= Do this =
Make an exact copy of the records, dropping all pictures.

## start

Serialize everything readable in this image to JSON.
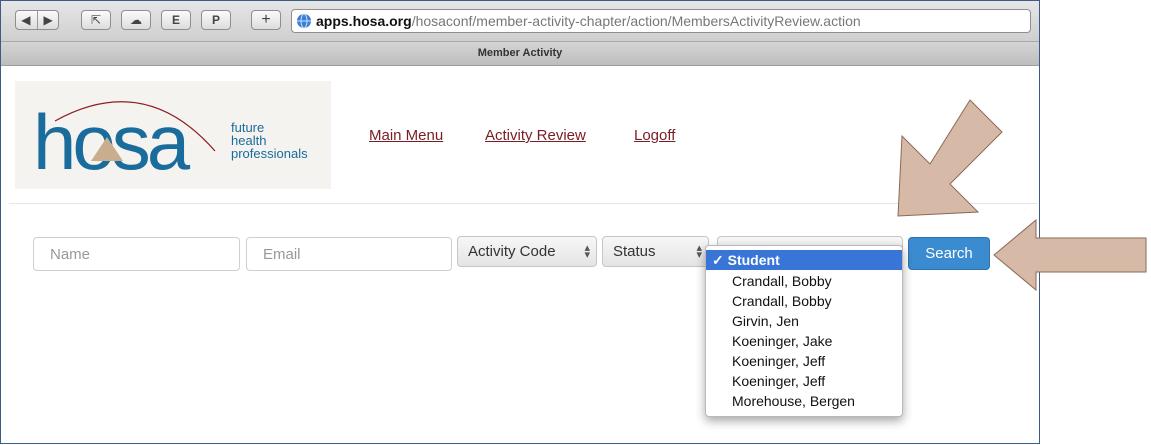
{
  "browser": {
    "url_host": "apps.hosa.org",
    "url_path": "/hosaconf/member-activity-chapter/action/MembersActivityReview.action",
    "page_title": "Member Activity"
  },
  "logo": {
    "wordmark": "hosa",
    "tagline_1": "future",
    "tagline_2": "health",
    "tagline_3": "professionals"
  },
  "nav": {
    "main_menu": "Main Menu",
    "activity_review": "Activity Review",
    "logoff": "Logoff"
  },
  "filters": {
    "name_placeholder": "Name",
    "email_placeholder": "Email",
    "activity_code": "Activity Code",
    "status": "Status",
    "search_label": "Search"
  },
  "dropdown": {
    "selected_mark": "✓",
    "items": [
      "Student",
      "Crandall, Bobby",
      "Crandall, Bobby",
      "Girvin, Jen",
      "Koeninger, Jake",
      "Koeninger, Jeff",
      "Koeninger, Jeff",
      "Morehouse, Bergen"
    ]
  },
  "colors": {
    "link": "#7a1d24",
    "button": "#3b8bd0",
    "logo_blue": "#1a6c9c",
    "annotation_arrow": "#d6b9a6"
  }
}
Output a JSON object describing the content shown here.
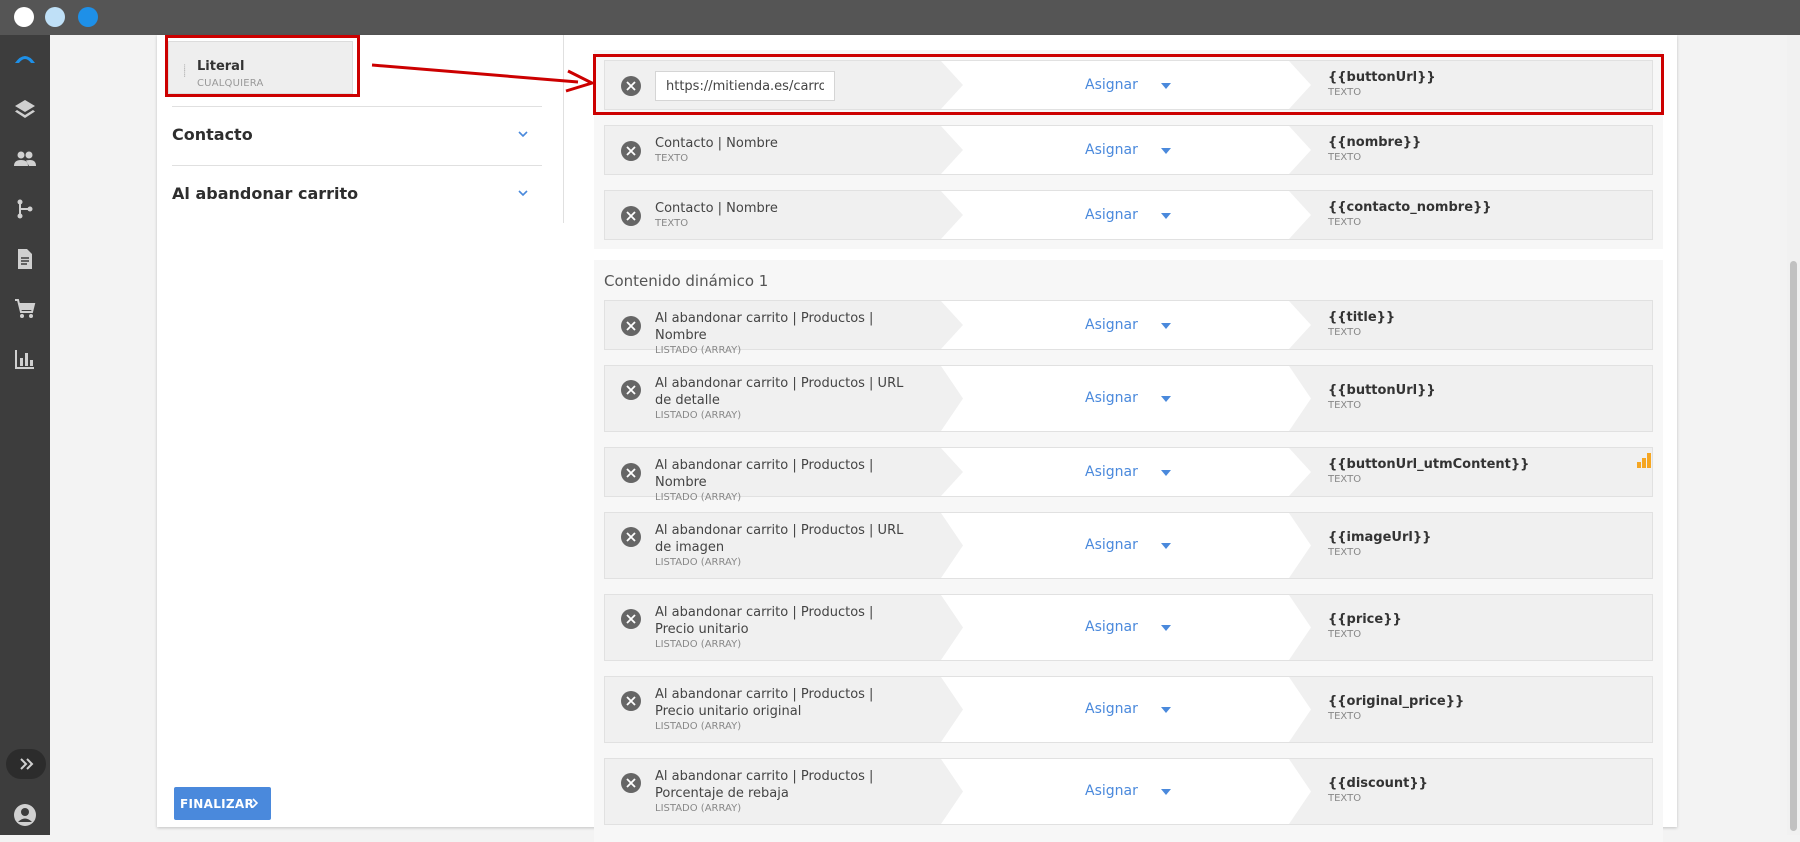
{
  "colors": {
    "accent": "#4a89dc",
    "highlight": "#cc0000",
    "sidebar": "#3d3d3d",
    "titlebar": "#555555",
    "badge": "#f5a623"
  },
  "window_dots": [
    "close",
    "minimize",
    "maximize"
  ],
  "nav": {
    "icons": [
      "logo-icon",
      "layers-icon",
      "users-icon",
      "flow-branch-icon",
      "document-icon",
      "cart-icon",
      "chart-icon"
    ]
  },
  "left": {
    "literal": {
      "title": "Literal",
      "subtitle": "CUALQUIERA"
    },
    "sections": [
      {
        "title": "Contacto"
      },
      {
        "title": "Al abandonar carrito"
      }
    ],
    "finish_label": "FINALIZAR"
  },
  "top_group": {
    "rows": [
      {
        "input_value": "https://mitienda.es/carro",
        "assign": "Asignar",
        "dst_title": "{{buttonUrl}}",
        "dst_sub": "TEXTO"
      },
      {
        "src_title": "Contacto | Nombre",
        "src_sub": "TEXTO",
        "assign": "Asignar",
        "dst_title": "{{nombre}}",
        "dst_sub": "TEXTO"
      },
      {
        "src_title": "Contacto | Nombre",
        "src_sub": "TEXTO",
        "assign": "Asignar",
        "dst_title": "{{contacto_nombre}}",
        "dst_sub": "TEXTO"
      }
    ]
  },
  "dynamic_group": {
    "title": "Contenido dinámico 1",
    "rows": [
      {
        "src_title": "Al abandonar carrito | Productos | Nombre",
        "src_sub": "LISTADO (ARRAY)",
        "assign": "Asignar",
        "dst_title": "{{title}}",
        "dst_sub": "TEXTO"
      },
      {
        "src_title": "Al abandonar carrito | Productos | URL de detalle",
        "src_sub": "LISTADO (ARRAY)",
        "assign": "Asignar",
        "dst_title": "{{buttonUrl}}",
        "dst_sub": "TEXTO"
      },
      {
        "src_title": "Al abandonar carrito | Productos | Nombre",
        "src_sub": "LISTADO (ARRAY)",
        "assign": "Asignar",
        "dst_title": "{{buttonUrl_utmContent}}",
        "dst_sub": "TEXTO"
      },
      {
        "src_title": "Al abandonar carrito | Productos | URL de imagen",
        "src_sub": "LISTADO (ARRAY)",
        "assign": "Asignar",
        "dst_title": "{{imageUrl}}",
        "dst_sub": "TEXTO"
      },
      {
        "src_title": "Al abandonar carrito | Productos | Precio unitario",
        "src_sub": "LISTADO (ARRAY)",
        "assign": "Asignar",
        "dst_title": "{{price}}",
        "dst_sub": "TEXTO"
      },
      {
        "src_title": "Al abandonar carrito | Productos | Precio unitario original",
        "src_sub": "LISTADO (ARRAY)",
        "assign": "Asignar",
        "dst_title": "{{original_price}}",
        "dst_sub": "TEXTO"
      },
      {
        "src_title": "Al abandonar carrito | Productos | Porcentaje de rebaja",
        "src_sub": "LISTADO (ARRAY)",
        "assign": "Asignar",
        "dst_title": "{{discount}}",
        "dst_sub": "TEXTO"
      }
    ]
  }
}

## end

= Answer to the exercise =
Serialize everything readable in this image to JSON.
{
  "browser": {
    "url_host": "apps.hosa.org",
    "url_path": "/hosaconf/member-activity-chapter/action/MembersActivityReview.action",
    "page_title": "Member Activity"
  },
  "logo": {
    "wordmark": "hosa",
    "tagline_1": "future",
    "tagline_2": "health",
    "tagline_3": "professionals"
  },
  "nav": {
    "main_menu": "Main Menu",
    "activity_review": "Activity Review",
    "logoff": "Logoff"
  },
  "filters": {
    "name_placeholder": "Name",
    "email_placeholder": "Email",
    "activity_code": "Activity Code",
    "status": "Status",
    "search_label": "Search"
  },
  "dropdown": {
    "selected_mark": "✓",
    "items": [
      "Student",
      "Crandall, Bobby",
      "Crandall, Bobby",
      "Girvin, Jen",
      "Koeninger, Jake",
      "Koeninger, Jeff",
      "Koeninger, Jeff",
      "Morehouse, Bergen"
    ]
  },
  "colors": {
    "link": "#7a1d24",
    "button": "#3b8bd0",
    "logo_blue": "#1a6c9c",
    "annotation_arrow": "#d6b9a6"
  }
}
Output a JSON object describing the content shown here.
{
  "colors": {
    "accent": "#4a89dc",
    "highlight": "#cc0000",
    "sidebar": "#3d3d3d",
    "titlebar": "#555555",
    "badge": "#f5a623"
  },
  "window_dots": [
    "close",
    "minimize",
    "maximize"
  ],
  "nav": {
    "icons": [
      "logo-icon",
      "layers-icon",
      "users-icon",
      "flow-branch-icon",
      "document-icon",
      "cart-icon",
      "chart-icon"
    ]
  },
  "left": {
    "literal": {
      "title": "Literal",
      "subtitle": "CUALQUIERA"
    },
    "sections": [
      {
        "title": "Contacto"
      },
      {
        "title": "Al abandonar carrito"
      }
    ],
    "finish_label": "FINALIZAR"
  },
  "top_group": {
    "rows": [
      {
        "input_value": "https://mitienda.es/carro",
        "assign": "Asignar",
        "dst_title": "{{buttonUrl}}",
        "dst_sub": "TEXTO"
      },
      {
        "src_title": "Contacto | Nombre",
        "src_sub": "TEXTO",
        "assign": "Asignar",
        "dst_title": "{{nombre}}",
        "dst_sub": "TEXTO"
      },
      {
        "src_title": "Contacto | Nombre",
        "src_sub": "TEXTO",
        "assign": "Asignar",
        "dst_title": "{{contacto_nombre}}",
        "dst_sub": "TEXTO"
      }
    ]
  },
  "dynamic_group": {
    "title": "Contenido dinámico 1",
    "rows": [
      {
        "src_title": "Al abandonar carrito | Productos | Nombre",
        "src_sub": "LISTADO (ARRAY)",
        "assign": "Asignar",
        "dst_title": "{{title}}",
        "dst_sub": "TEXTO"
      },
      {
        "src_title": "Al abandonar carrito | Productos | URL de detalle",
        "src_sub": "LISTADO (ARRAY)",
        "assign": "Asignar",
        "dst_title": "{{buttonUrl}}",
        "dst_sub": "TEXTO"
      },
      {
        "src_title": "Al abandonar carrito | Productos | Nombre",
        "src_sub": "LISTADO (ARRAY)",
        "assign": "Asignar",
        "dst_title": "{{buttonUrl_utmContent}}",
        "dst_sub": "TEXTO"
      },
      {
        "src_title": "Al abandonar carrito | Productos | URL de imagen",
        "src_sub": "LISTADO (ARRAY)",
        "assign": "Asignar",
        "dst_title": "{{imageUrl}}",
        "dst_sub": "TEXTO"
      },
      {
        "src_title": "Al abandonar carrito | Productos | Precio unitario",
        "src_sub": "LISTADO (ARRAY)",
        "assign": "Asignar",
        "dst_title": "{{price}}",
        "dst_sub": "TEXTO"
      },
      {
        "src_title": "Al abandonar carrito | Productos | Precio unitario original",
        "src_sub": "LISTADO (ARRAY)",
        "assign": "Asignar",
        "dst_title": "{{original_price}}",
        "dst_sub": "TEXTO"
      },
      {
        "src_title": "Al abandonar carrito | Productos | Porcentaje de rebaja",
        "src_sub": "LISTADO (ARRAY)",
        "assign": "Asignar",
        "dst_title": "{{discount}}",
        "dst_sub": "TEXTO"
      }
    ]
  }
}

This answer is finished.